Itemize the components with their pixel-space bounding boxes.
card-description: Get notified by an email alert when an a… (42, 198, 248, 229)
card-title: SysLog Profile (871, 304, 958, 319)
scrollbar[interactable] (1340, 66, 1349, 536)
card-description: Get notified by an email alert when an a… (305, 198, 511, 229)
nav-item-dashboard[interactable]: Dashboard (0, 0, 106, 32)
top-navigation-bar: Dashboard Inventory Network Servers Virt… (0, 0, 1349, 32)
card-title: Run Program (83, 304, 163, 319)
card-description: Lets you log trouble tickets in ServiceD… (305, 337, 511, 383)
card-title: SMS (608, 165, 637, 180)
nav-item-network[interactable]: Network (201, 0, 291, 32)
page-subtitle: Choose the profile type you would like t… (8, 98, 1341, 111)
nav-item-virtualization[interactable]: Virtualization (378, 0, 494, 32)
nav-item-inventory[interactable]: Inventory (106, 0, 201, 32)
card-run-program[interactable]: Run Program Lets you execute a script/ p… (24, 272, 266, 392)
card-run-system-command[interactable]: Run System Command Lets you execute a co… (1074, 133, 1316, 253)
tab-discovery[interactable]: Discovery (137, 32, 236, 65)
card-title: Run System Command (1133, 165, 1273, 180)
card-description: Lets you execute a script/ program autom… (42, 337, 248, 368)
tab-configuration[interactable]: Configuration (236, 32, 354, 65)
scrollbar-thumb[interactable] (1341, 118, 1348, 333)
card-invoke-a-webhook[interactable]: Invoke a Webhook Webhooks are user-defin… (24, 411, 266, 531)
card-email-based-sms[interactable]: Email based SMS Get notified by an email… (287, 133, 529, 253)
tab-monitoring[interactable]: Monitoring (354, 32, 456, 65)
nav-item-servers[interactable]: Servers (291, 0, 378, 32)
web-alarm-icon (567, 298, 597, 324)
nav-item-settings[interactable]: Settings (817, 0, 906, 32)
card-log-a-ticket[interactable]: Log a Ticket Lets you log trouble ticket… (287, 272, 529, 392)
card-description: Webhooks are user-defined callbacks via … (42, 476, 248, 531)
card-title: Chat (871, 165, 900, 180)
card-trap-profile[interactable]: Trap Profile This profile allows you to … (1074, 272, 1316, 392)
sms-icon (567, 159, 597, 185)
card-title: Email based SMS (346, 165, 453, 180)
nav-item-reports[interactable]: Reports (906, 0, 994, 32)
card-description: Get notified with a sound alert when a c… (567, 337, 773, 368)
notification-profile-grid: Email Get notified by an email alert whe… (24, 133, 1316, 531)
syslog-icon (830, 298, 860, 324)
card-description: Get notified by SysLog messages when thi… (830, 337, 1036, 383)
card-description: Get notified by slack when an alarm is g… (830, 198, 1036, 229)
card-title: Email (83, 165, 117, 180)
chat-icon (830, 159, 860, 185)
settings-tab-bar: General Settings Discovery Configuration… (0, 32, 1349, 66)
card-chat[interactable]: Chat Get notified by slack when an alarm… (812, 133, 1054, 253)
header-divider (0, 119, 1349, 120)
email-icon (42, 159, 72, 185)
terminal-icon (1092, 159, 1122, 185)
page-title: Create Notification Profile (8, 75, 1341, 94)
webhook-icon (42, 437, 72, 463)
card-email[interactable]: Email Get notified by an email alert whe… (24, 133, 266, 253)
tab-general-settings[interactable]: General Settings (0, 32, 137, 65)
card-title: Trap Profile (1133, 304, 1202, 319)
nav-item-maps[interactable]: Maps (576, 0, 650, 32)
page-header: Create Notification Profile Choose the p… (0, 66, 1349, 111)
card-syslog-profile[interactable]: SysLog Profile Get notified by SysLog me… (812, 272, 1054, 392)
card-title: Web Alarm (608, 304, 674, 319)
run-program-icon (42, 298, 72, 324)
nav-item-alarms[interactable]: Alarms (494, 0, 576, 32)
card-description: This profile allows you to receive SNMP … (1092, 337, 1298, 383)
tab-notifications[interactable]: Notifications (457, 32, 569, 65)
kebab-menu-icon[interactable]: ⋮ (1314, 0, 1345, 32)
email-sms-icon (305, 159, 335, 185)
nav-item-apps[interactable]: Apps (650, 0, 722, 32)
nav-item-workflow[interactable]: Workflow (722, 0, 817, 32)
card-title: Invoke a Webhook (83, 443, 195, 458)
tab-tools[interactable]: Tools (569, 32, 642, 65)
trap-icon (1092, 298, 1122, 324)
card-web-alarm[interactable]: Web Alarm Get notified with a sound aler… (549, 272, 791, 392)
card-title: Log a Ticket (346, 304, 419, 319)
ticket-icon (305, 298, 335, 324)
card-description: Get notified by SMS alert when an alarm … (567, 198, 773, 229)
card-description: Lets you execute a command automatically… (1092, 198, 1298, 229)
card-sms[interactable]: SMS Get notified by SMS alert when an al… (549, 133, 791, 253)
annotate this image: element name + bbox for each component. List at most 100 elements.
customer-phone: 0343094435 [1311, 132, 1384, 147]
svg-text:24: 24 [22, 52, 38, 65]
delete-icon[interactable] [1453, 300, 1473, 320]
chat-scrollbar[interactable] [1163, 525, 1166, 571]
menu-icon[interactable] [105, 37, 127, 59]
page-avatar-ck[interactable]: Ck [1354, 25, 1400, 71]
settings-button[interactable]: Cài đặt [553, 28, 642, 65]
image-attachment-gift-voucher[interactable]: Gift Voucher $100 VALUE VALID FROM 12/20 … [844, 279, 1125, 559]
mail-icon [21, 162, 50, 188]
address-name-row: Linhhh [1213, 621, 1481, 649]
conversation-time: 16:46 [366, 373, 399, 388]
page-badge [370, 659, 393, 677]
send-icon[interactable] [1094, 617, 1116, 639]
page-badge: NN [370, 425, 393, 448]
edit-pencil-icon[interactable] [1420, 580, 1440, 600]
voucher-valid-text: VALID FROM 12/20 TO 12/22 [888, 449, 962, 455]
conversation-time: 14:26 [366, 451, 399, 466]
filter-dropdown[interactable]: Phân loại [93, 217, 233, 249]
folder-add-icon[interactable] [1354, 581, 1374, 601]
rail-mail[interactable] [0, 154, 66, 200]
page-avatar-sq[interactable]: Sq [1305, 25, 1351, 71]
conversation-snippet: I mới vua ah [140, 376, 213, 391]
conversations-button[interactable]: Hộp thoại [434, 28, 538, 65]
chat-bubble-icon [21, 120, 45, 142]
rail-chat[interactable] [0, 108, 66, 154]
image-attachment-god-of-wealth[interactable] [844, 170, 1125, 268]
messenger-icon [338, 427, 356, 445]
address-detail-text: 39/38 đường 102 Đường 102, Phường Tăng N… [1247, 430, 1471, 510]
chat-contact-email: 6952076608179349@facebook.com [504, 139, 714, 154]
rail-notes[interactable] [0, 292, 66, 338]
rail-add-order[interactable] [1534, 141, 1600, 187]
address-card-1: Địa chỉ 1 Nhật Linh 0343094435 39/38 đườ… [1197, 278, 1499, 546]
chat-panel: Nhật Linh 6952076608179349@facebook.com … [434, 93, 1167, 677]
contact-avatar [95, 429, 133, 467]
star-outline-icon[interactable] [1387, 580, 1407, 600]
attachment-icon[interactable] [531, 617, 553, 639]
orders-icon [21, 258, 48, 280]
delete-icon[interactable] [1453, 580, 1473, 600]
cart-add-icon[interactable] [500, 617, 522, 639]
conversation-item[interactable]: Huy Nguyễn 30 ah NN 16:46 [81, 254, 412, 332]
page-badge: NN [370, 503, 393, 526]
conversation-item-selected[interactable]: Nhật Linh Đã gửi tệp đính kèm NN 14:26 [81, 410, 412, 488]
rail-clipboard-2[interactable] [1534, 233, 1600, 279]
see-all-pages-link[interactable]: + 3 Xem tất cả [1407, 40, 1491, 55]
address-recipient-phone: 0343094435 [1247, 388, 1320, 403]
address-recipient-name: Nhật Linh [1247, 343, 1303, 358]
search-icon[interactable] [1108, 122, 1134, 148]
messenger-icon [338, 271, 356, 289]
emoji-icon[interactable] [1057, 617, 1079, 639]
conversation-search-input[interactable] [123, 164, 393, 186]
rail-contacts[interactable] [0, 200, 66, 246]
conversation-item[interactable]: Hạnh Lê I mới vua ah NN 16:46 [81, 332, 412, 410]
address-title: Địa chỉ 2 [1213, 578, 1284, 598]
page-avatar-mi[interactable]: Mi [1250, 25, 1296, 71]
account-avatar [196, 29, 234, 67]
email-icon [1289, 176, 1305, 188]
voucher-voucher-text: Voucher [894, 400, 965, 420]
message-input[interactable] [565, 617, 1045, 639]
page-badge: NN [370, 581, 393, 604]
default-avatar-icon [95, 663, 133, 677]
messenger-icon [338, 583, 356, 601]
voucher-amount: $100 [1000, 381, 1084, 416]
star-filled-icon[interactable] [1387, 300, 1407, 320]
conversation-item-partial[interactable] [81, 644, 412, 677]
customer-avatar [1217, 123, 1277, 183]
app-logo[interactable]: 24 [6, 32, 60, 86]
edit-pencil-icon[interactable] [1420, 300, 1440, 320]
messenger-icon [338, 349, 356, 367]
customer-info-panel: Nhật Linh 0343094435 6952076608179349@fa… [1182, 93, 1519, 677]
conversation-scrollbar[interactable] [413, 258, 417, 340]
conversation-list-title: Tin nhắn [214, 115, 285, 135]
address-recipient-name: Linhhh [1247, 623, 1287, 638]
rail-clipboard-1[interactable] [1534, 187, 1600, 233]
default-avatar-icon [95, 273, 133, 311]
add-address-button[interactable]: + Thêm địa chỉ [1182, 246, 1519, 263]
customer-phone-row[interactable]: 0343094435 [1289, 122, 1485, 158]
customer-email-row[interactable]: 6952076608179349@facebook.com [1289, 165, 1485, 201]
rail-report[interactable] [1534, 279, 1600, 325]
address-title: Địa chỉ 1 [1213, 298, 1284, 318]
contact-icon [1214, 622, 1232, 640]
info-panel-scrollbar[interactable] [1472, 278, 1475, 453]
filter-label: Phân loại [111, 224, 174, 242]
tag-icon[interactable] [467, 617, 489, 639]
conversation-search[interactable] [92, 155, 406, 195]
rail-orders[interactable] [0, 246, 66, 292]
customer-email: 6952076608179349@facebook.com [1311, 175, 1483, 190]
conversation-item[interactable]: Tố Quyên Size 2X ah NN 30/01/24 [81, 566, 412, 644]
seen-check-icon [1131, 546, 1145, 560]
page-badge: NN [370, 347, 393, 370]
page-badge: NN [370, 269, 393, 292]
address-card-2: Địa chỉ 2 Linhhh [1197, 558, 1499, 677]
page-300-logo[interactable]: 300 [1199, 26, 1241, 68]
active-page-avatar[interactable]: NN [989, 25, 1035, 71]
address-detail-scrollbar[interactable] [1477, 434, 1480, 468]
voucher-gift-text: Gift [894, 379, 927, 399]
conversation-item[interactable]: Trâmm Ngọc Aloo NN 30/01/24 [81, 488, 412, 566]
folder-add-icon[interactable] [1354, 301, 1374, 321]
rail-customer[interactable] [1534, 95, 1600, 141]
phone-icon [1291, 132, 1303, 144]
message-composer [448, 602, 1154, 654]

AIM -> In the stretch from the start of the records through the line containing "top-navigation-bar: Dashboard Inventory", switch "card-description" to "card-summary" and give those lines again with everything else unchanged.

WRITTEN SOLUTION ->
Itemize the components with their pixel-space bounding boxes.
card-summary: Get notified by an email alert when an a… (42, 198, 248, 229)
card-title: SysLog Profile (871, 304, 958, 319)
scrollbar[interactable] (1340, 66, 1349, 536)
card-summary: Get notified by an email alert when an a… (305, 198, 511, 229)
nav-item-dashboard[interactable]: Dashboard (0, 0, 106, 32)
top-navigation-bar: Dashboard Inventory Network Servers Virt… (0, 0, 1349, 32)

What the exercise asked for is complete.